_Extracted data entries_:
——
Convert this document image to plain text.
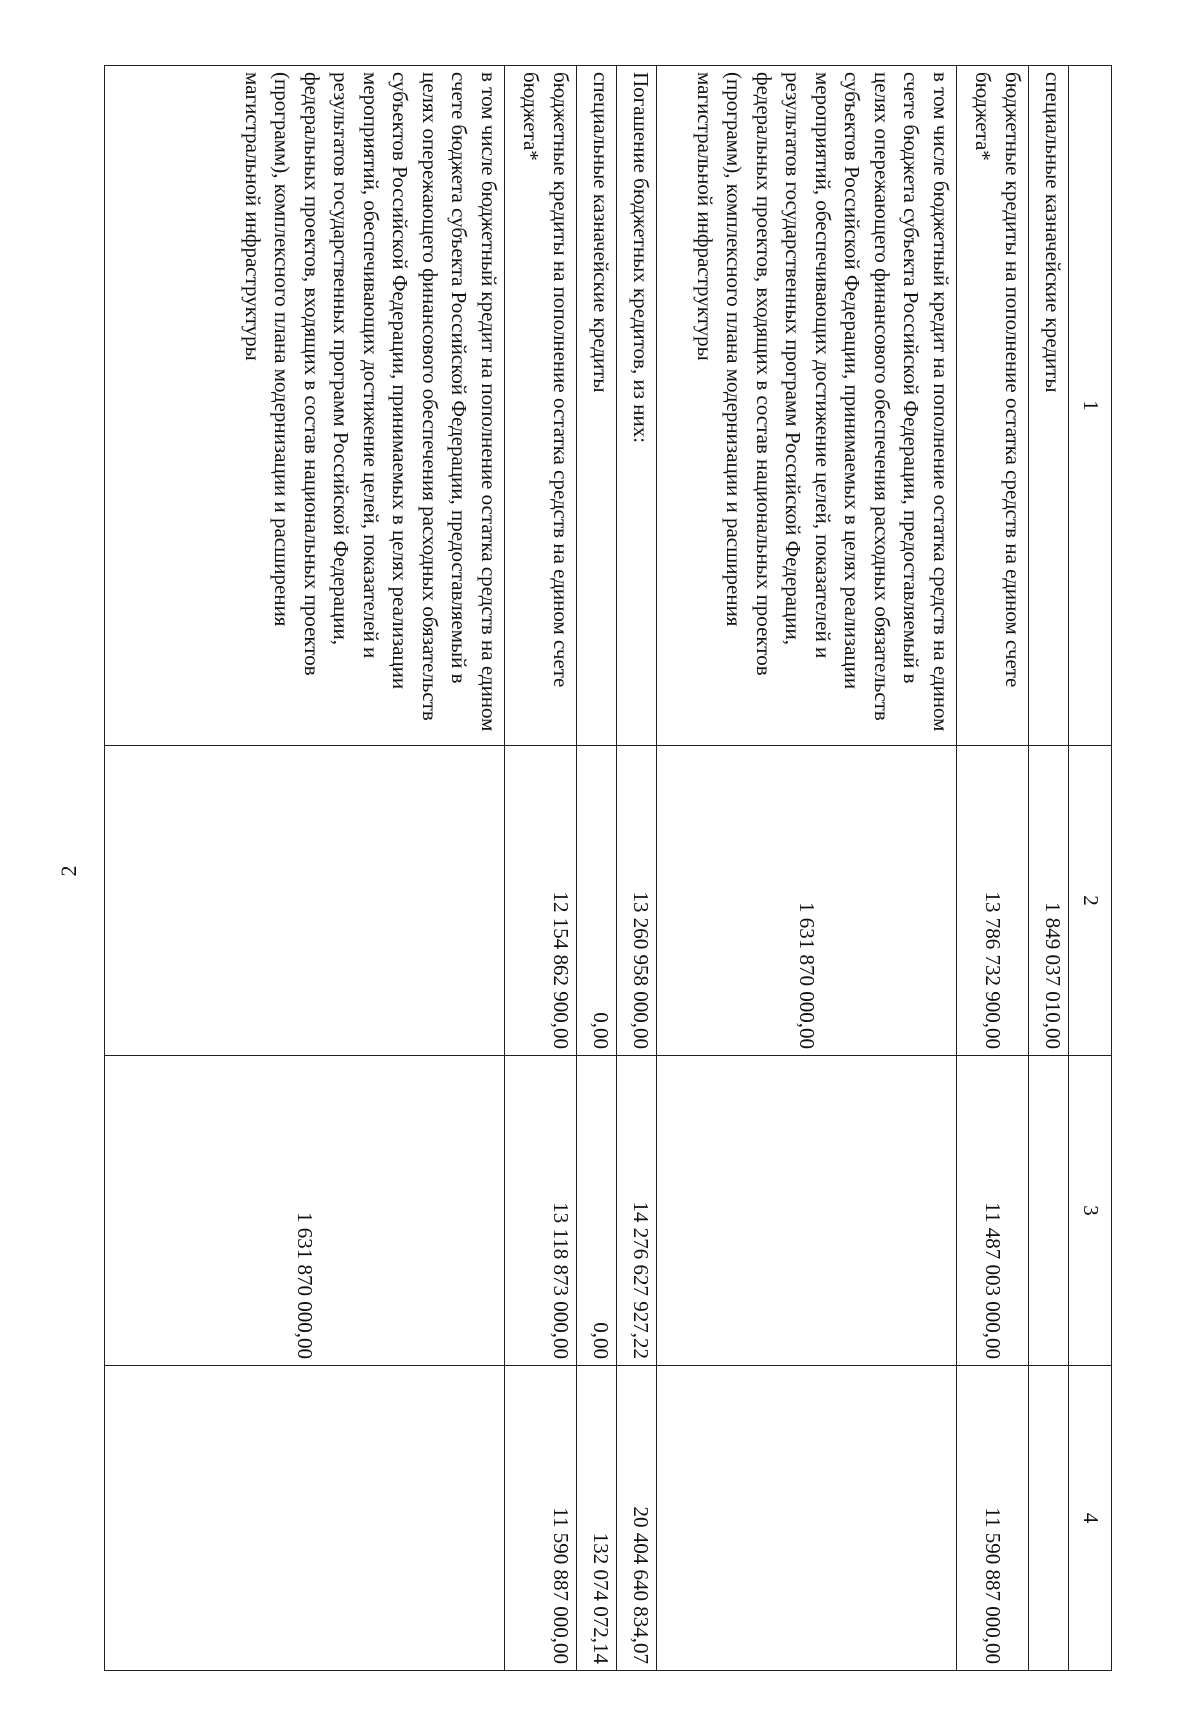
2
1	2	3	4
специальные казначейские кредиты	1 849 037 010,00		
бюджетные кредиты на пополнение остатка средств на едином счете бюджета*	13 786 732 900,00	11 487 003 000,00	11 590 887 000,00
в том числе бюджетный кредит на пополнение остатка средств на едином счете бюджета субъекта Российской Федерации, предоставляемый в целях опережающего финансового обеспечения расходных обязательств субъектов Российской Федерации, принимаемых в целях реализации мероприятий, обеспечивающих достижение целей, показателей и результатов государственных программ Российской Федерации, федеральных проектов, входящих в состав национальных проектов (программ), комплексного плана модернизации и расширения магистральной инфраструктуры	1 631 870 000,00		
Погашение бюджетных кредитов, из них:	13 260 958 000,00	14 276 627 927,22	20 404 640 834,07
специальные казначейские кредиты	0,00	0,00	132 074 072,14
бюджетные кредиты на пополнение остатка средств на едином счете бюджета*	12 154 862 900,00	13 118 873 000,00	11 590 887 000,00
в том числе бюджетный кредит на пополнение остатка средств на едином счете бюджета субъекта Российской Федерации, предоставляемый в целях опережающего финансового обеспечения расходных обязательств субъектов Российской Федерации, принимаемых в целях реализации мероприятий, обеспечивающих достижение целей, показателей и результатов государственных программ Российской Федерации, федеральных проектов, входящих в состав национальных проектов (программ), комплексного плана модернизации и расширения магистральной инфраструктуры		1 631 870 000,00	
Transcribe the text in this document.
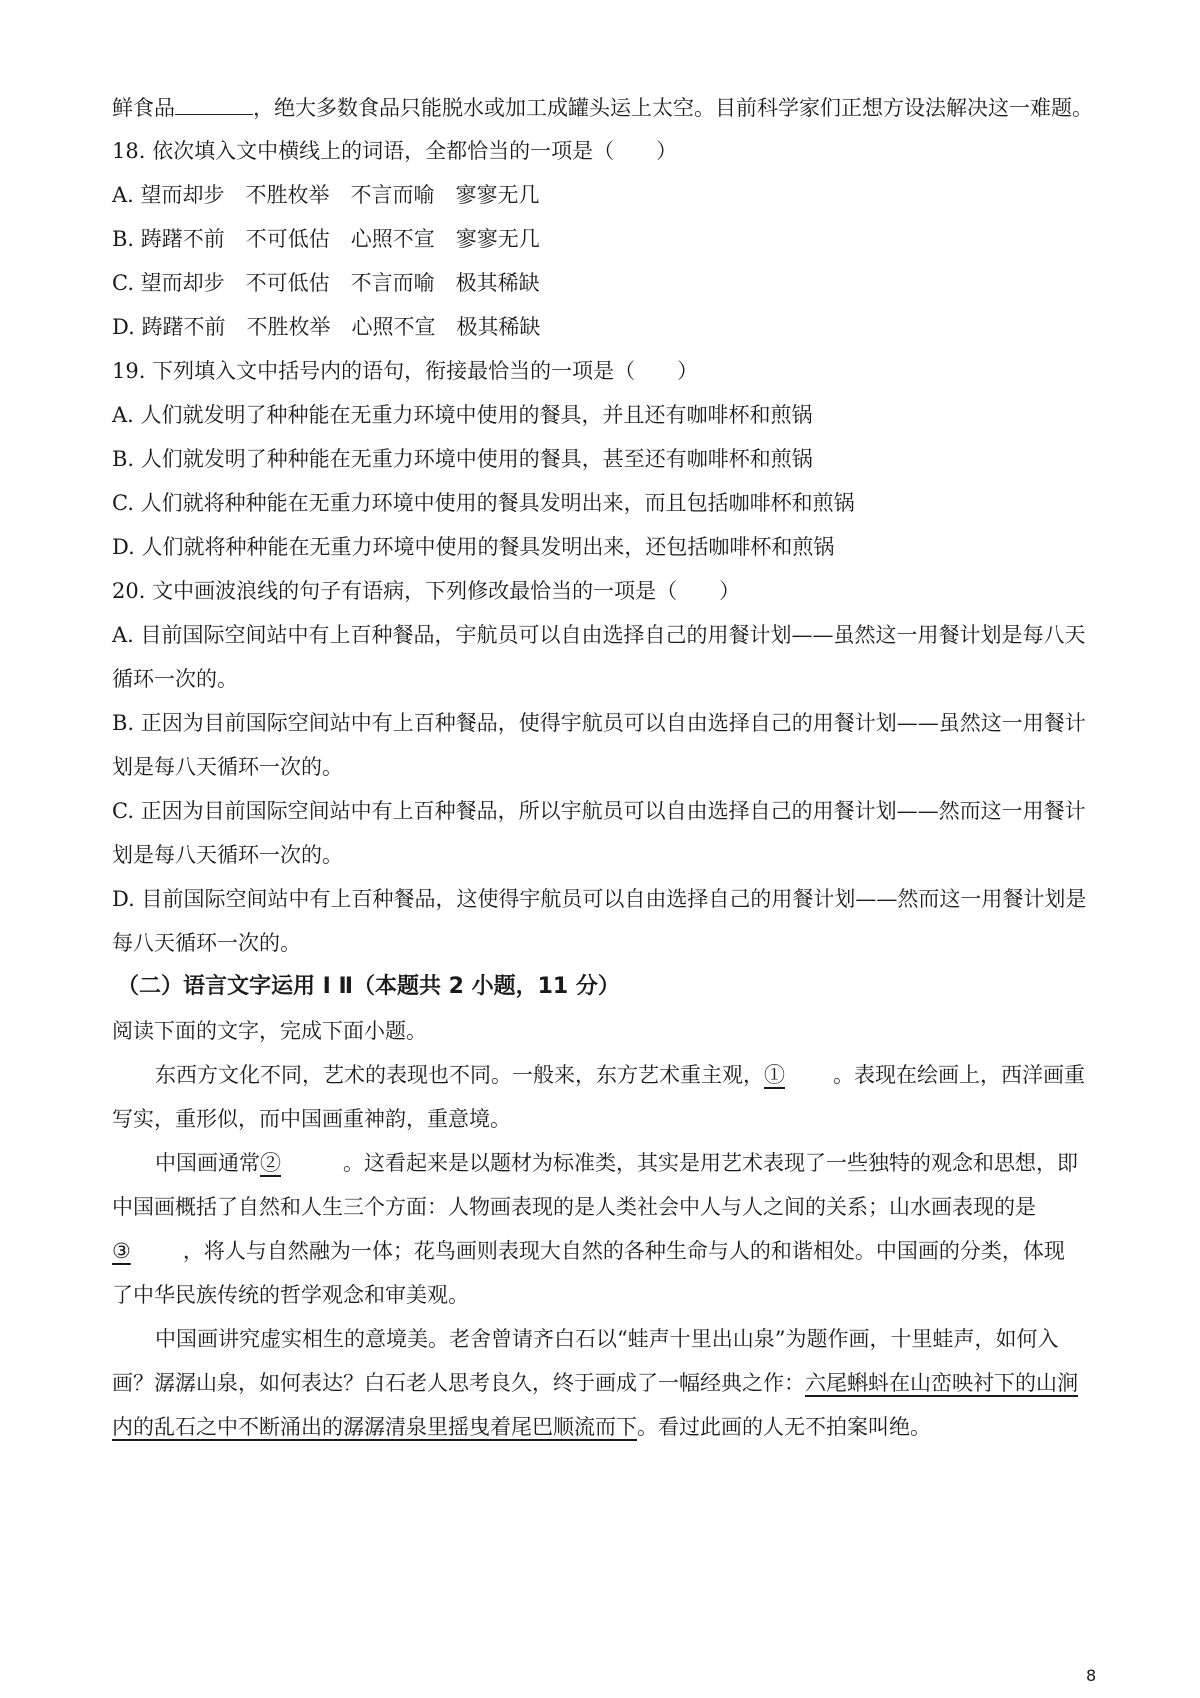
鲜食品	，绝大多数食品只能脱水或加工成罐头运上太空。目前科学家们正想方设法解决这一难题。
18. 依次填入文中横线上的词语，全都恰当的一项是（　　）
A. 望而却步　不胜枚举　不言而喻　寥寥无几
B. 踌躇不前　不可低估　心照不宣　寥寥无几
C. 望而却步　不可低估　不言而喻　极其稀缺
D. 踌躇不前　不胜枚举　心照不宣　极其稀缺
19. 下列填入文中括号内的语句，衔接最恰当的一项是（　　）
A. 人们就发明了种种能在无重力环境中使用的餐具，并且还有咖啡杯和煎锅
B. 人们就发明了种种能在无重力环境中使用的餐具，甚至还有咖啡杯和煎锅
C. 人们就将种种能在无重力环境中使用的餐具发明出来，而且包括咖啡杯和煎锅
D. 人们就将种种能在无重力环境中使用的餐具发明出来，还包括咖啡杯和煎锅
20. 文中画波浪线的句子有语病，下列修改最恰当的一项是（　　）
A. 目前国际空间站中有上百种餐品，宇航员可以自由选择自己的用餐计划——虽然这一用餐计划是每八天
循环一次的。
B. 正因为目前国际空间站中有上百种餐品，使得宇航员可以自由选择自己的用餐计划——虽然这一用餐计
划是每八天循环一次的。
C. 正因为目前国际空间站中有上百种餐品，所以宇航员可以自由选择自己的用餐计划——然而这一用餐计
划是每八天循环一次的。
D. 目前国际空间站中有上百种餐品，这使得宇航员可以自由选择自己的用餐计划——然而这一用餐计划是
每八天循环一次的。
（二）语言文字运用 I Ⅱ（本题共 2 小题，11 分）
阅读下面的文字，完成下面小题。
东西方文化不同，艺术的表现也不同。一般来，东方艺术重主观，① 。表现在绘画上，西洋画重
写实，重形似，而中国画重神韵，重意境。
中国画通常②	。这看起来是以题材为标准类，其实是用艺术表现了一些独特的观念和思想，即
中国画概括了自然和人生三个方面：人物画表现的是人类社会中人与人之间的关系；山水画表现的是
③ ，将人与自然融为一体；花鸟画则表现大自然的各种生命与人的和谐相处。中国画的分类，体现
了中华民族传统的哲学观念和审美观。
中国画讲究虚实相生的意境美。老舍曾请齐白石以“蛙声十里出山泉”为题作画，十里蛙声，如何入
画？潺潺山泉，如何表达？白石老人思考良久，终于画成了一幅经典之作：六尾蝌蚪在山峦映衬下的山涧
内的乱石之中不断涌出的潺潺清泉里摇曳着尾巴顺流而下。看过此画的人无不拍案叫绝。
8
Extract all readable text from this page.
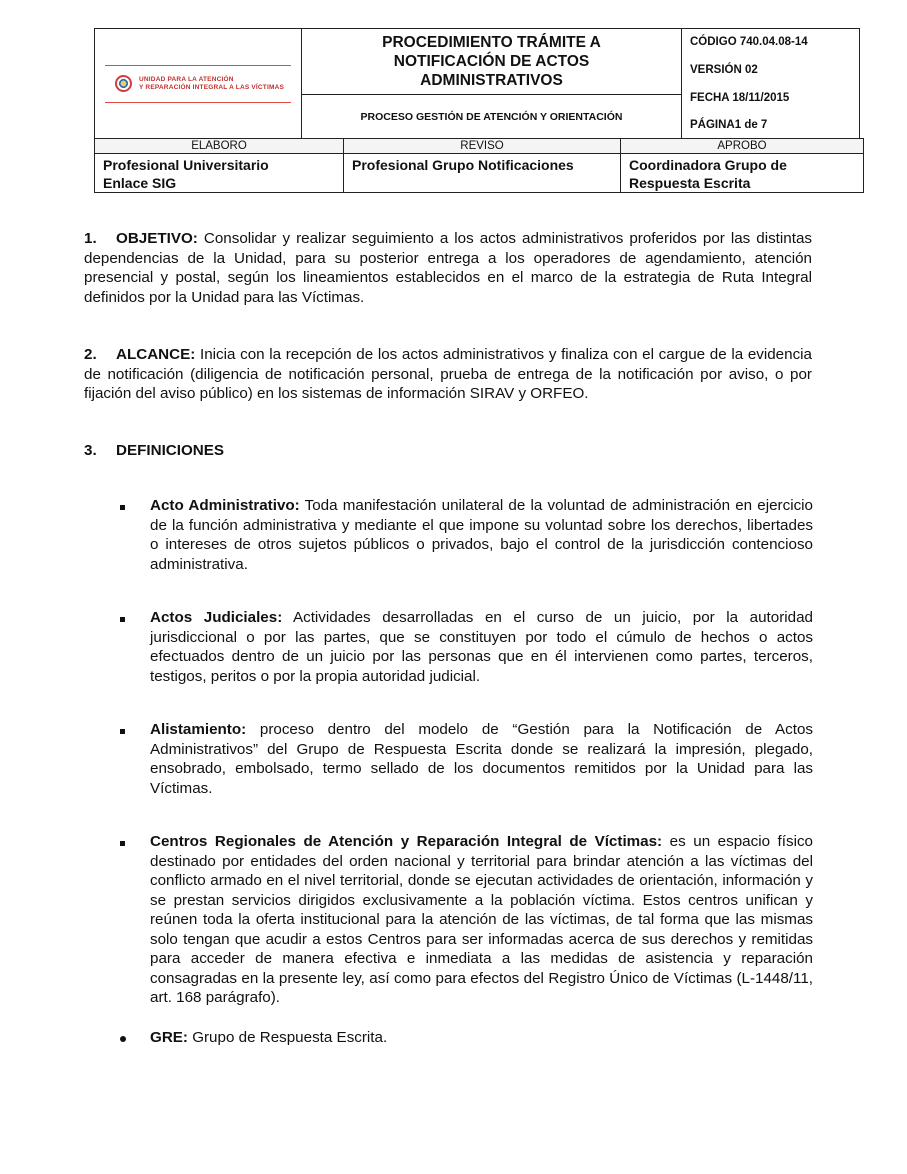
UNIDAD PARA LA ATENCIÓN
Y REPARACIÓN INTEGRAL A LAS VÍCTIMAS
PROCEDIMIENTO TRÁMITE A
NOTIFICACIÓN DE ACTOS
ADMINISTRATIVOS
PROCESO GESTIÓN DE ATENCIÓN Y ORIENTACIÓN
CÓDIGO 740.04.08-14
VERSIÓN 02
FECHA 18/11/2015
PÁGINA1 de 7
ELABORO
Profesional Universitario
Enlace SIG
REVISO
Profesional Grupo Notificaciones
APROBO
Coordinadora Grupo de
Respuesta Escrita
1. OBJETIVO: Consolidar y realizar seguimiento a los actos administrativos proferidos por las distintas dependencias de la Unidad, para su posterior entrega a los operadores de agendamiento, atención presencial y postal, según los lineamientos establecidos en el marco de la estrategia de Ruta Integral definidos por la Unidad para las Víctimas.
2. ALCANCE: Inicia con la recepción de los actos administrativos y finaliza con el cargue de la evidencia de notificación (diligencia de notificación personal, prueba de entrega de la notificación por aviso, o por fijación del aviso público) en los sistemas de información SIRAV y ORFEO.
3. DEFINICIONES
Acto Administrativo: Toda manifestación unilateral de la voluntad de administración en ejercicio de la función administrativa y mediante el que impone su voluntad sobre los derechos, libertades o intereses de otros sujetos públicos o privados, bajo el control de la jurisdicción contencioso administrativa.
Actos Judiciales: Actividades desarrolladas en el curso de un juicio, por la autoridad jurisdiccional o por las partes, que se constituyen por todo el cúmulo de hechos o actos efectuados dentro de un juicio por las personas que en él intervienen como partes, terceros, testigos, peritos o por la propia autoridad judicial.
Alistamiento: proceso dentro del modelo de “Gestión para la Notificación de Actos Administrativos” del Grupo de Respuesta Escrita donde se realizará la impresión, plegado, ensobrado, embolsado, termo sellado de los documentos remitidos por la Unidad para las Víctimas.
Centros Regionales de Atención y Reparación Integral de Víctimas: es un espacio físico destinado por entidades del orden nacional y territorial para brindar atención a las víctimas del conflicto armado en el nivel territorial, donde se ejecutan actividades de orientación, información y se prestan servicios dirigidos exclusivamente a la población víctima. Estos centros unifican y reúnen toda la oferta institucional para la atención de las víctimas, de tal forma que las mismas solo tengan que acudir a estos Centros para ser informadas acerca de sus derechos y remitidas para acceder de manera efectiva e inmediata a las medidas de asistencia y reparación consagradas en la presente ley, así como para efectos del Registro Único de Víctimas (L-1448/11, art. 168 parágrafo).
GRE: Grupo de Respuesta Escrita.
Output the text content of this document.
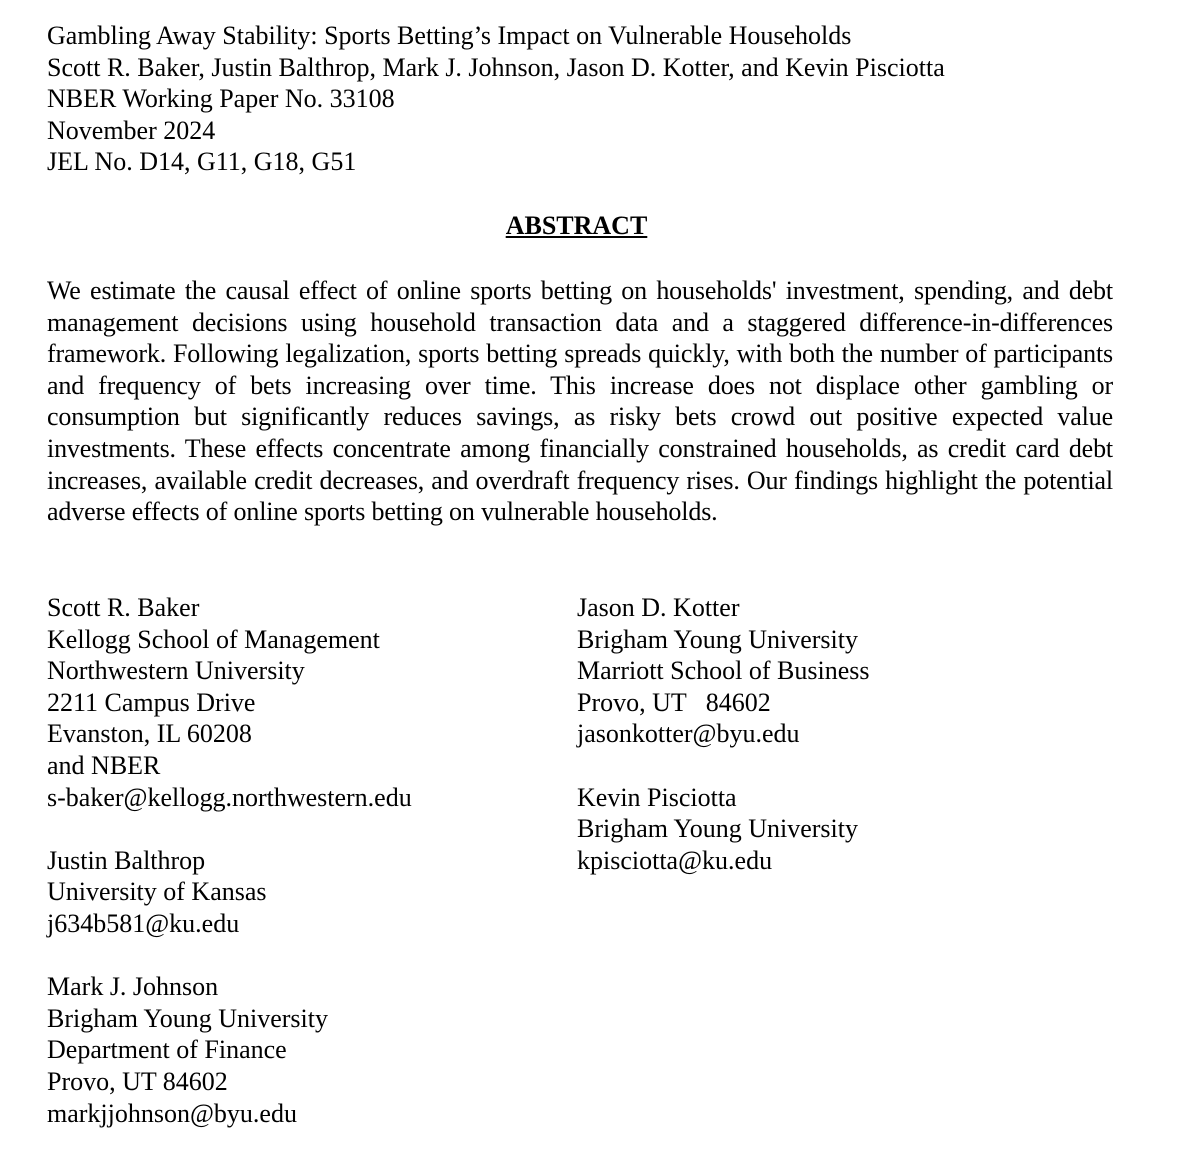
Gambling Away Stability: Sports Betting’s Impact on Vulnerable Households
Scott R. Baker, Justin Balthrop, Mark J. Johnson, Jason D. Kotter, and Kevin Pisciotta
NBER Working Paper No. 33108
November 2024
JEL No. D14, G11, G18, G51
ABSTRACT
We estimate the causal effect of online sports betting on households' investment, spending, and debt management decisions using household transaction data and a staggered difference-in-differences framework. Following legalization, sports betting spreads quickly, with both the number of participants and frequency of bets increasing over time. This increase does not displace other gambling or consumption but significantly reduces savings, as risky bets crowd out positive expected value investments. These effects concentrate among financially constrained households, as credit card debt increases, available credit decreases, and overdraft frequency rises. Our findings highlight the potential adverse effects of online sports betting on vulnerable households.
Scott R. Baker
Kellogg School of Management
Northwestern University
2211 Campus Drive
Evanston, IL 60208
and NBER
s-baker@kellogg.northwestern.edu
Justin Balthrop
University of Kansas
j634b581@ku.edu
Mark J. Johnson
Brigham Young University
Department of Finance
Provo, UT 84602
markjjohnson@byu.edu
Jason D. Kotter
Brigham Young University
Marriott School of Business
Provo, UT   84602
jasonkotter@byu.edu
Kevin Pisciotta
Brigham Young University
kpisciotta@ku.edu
——
Locate and copy each line in the data above that includes the word "бюджетные".

бюджетные кредиты на пополнение остатка средств на едином счете бюджета*	13 786 732 900,00	11 487 003 000,00	11 590 887 000,00
бюджетные кредиты на пополнение остатка средств на едином счете бюджета*	12 154 862 900,00	13 118 873 000,00	11 590 887 000,00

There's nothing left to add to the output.